Data for this task:

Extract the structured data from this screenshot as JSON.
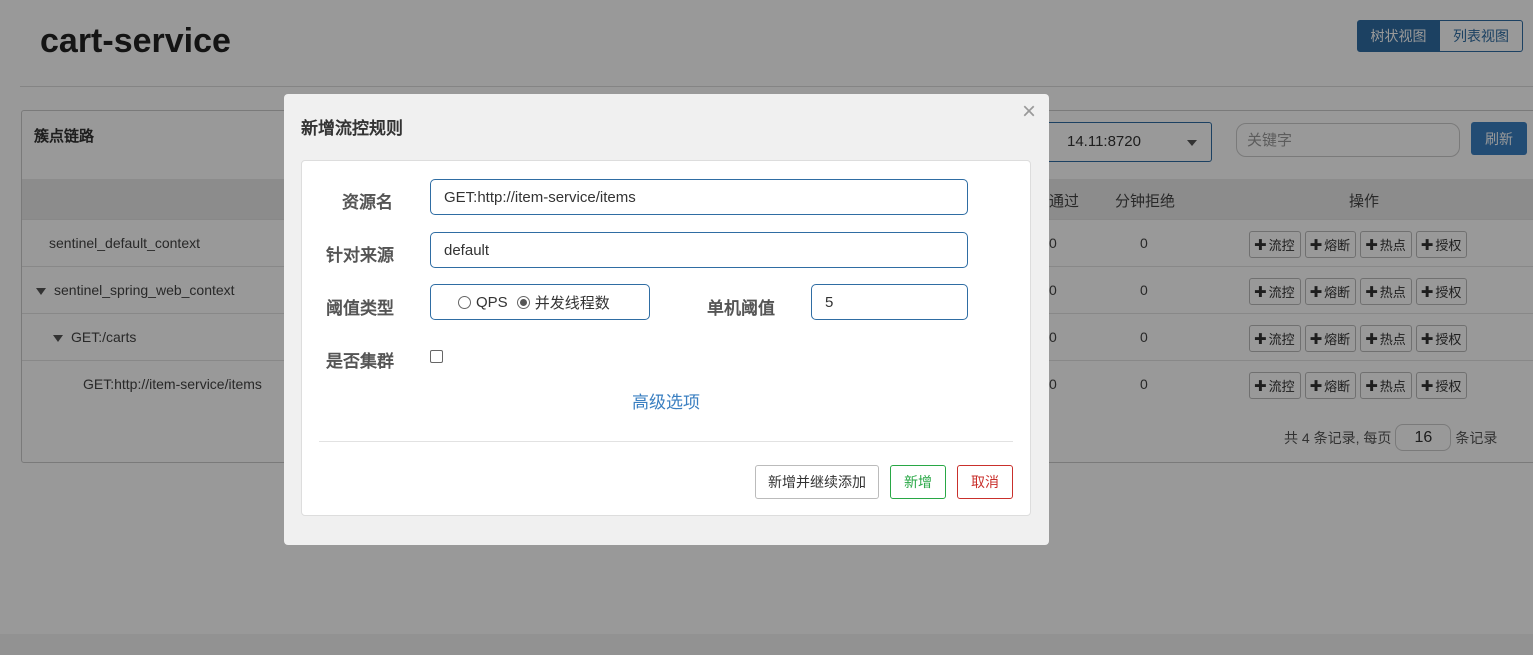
{
  "page": {
    "title": "cart-service",
    "view_tabs": [
      "树状视图",
      "列表视图"
    ]
  },
  "panel": {
    "heading": "簇点链路",
    "machine_select_value": "14.11:8720",
    "search_placeholder": "关键字",
    "refresh_label": "刷新",
    "columns": {
      "pass": "通过",
      "block": "分钟拒绝",
      "ops": "操作"
    },
    "rows": [
      {
        "name": "sentinel_default_context",
        "pass": "0",
        "block": "0",
        "expanded": false
      },
      {
        "name": "sentinel_spring_web_context",
        "pass": "0",
        "block": "0",
        "expanded": true
      },
      {
        "name": "GET:/carts",
        "pass": "0",
        "block": "0",
        "expanded": true
      },
      {
        "name": "GET:http://item-service/items",
        "pass": "0",
        "block": "0",
        "expanded": false
      }
    ],
    "op_buttons": [
      "流控",
      "熔断",
      "热点",
      "授权"
    ],
    "pager": {
      "prefix": "共 4 条记录, 每页",
      "page_size": "16",
      "suffix": "条记录"
    }
  },
  "modal": {
    "title": "新增流控规则",
    "fields": {
      "resource_label": "资源名",
      "resource_value": "GET:http://item-service/items",
      "origin_label": "针对来源",
      "origin_value": "default",
      "threshold_type_label": "阈值类型",
      "threshold_options": [
        "QPS",
        "并发线程数"
      ],
      "threshold_selected": "并发线程数",
      "single_threshold_label": "单机阈值",
      "single_threshold_value": "5",
      "cluster_label": "是否集群",
      "cluster_checked": false
    },
    "advanced_link": "高级选项",
    "buttons": {
      "add_continue": "新增并继续添加",
      "add": "新增",
      "cancel": "取消"
    }
  },
  "colors": {
    "primary": "#2f6da3",
    "success": "#28a745",
    "danger": "#c9302c",
    "link": "#3a7fc1"
  }
}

Exercise prompt: Copy every line in the listing above where the string "http" turns up.

Written reply:
        "name": "GET:http://item-service/items",
      "resource_value": "GET:http://item-service/items",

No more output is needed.